What is expected:
Output the rows starting at the one containing "part-qty: X1 xyxy=(704,435,727,455)" and ending at the one containing "diagram-label-33: 33 xyxy=(882,870,898,891)" as a JSON list of strings, one string per row, with blank rows left out.

Task data:
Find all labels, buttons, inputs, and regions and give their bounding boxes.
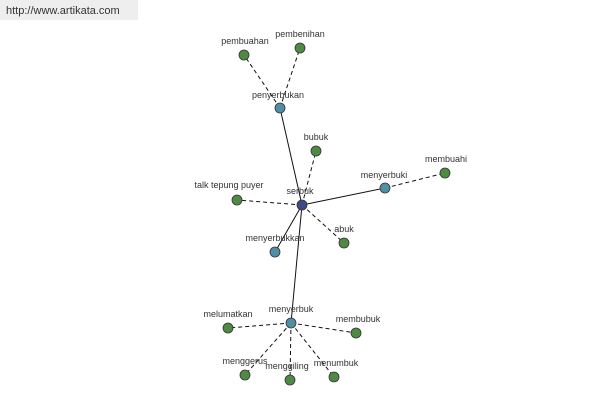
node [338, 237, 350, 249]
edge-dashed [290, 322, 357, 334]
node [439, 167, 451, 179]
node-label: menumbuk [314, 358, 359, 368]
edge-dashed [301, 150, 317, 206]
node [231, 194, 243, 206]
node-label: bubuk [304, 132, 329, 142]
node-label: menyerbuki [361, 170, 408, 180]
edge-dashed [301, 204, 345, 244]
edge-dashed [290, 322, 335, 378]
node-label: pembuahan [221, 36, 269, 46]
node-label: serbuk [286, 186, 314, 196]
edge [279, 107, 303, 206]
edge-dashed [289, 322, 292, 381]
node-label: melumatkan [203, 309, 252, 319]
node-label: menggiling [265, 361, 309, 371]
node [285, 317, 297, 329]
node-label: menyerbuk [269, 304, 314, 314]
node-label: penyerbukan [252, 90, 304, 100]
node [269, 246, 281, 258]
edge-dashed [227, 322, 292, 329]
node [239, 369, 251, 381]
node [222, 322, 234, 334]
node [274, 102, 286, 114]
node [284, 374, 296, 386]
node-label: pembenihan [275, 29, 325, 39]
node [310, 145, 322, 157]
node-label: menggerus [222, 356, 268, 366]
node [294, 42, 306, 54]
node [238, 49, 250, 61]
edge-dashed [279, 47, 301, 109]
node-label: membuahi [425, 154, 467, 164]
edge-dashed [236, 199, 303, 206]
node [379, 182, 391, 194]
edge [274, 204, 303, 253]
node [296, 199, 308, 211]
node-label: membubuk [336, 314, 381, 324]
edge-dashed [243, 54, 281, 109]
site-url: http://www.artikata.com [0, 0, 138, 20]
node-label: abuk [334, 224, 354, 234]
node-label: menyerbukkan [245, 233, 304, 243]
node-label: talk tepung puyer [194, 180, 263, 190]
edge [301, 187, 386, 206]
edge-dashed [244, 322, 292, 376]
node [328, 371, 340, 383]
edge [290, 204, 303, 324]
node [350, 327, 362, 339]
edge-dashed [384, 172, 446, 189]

==

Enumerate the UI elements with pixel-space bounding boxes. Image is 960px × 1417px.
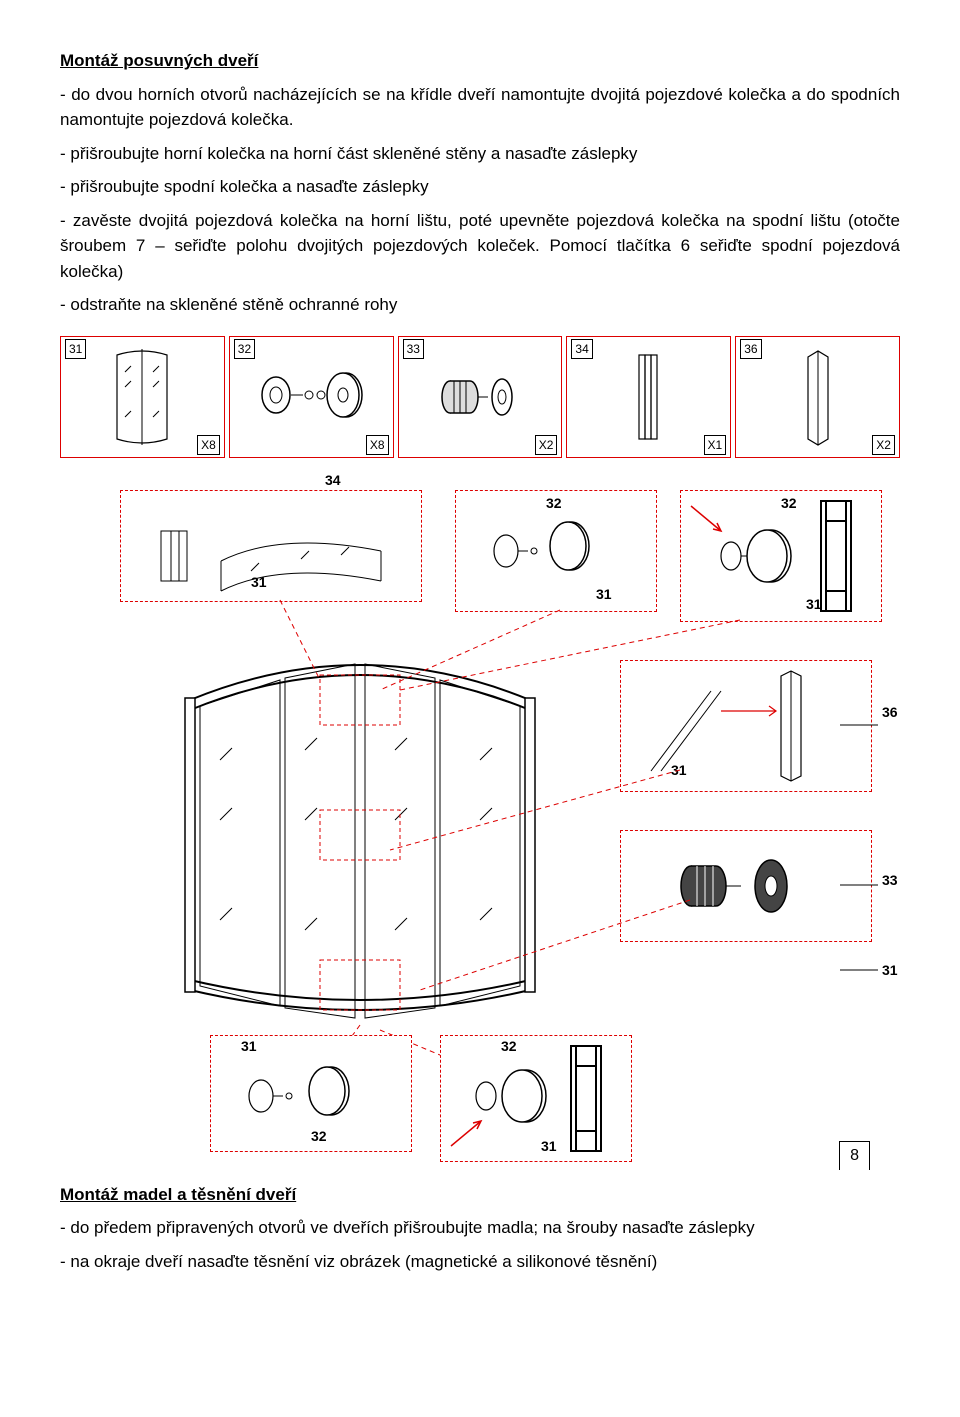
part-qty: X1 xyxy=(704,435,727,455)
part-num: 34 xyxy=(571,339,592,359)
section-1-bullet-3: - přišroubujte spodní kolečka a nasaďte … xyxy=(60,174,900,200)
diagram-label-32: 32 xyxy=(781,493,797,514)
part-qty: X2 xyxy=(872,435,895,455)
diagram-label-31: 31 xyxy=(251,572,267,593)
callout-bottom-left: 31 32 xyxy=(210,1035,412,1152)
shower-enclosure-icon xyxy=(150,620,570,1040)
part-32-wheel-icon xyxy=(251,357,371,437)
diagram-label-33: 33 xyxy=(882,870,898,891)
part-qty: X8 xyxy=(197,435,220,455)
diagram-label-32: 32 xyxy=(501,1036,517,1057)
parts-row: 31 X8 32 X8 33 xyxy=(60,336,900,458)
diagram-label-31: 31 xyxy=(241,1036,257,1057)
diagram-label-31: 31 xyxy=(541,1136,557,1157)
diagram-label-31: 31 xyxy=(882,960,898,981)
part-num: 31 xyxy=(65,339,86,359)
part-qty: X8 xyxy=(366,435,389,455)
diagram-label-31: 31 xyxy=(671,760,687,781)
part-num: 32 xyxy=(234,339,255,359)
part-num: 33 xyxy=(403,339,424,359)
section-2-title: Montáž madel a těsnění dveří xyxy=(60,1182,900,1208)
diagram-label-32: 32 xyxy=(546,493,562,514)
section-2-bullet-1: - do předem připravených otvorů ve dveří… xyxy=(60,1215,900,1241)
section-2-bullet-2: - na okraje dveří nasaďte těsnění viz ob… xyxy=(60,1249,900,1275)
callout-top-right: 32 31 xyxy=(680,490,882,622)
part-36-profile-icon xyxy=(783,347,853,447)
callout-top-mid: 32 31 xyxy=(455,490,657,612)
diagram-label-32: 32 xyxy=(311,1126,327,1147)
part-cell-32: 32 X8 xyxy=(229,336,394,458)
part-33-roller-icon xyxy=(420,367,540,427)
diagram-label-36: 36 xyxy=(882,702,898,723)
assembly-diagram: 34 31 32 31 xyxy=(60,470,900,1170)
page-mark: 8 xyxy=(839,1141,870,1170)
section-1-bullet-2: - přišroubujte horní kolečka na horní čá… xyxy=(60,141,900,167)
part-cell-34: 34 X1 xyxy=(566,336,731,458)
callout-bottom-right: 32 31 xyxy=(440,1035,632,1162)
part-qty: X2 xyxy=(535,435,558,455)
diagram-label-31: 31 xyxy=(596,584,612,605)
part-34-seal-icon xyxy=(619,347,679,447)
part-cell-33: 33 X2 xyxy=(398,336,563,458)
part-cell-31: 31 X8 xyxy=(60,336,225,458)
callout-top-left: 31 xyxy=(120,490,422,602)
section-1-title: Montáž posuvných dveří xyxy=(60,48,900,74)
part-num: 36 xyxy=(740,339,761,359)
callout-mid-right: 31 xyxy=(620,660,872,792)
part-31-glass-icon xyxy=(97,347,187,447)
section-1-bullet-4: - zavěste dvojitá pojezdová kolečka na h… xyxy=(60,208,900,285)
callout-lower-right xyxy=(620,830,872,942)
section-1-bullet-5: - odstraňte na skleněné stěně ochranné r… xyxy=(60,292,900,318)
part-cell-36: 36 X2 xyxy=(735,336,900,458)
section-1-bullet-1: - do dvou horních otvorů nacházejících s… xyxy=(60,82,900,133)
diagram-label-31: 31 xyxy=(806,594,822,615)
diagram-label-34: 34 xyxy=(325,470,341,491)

The result:
[
  "part-qty: X1 xyxy=(704,435,727,455)",
  "part-num: 34 xyxy=(571,339,592,359)",
  "section-1-bullet-3: - přišroubujte spodní kolečka a nasaďte … xyxy=(60,174,900,200)",
  "diagram-label-32: 32 xyxy=(781,493,797,514)",
  "part-qty: X2 xyxy=(872,435,895,455)",
  "diagram-label-31: 31 xyxy=(251,572,267,593)",
  "callout-bottom-left: 31 32 xyxy=(210,1035,412,1152)",
  "shower-enclosure-icon xyxy=(150,620,570,1040)",
  "part-32-wheel-icon xyxy=(251,357,371,437)",
  "diagram-label-33: 33 xyxy=(882,870,898,891)"
]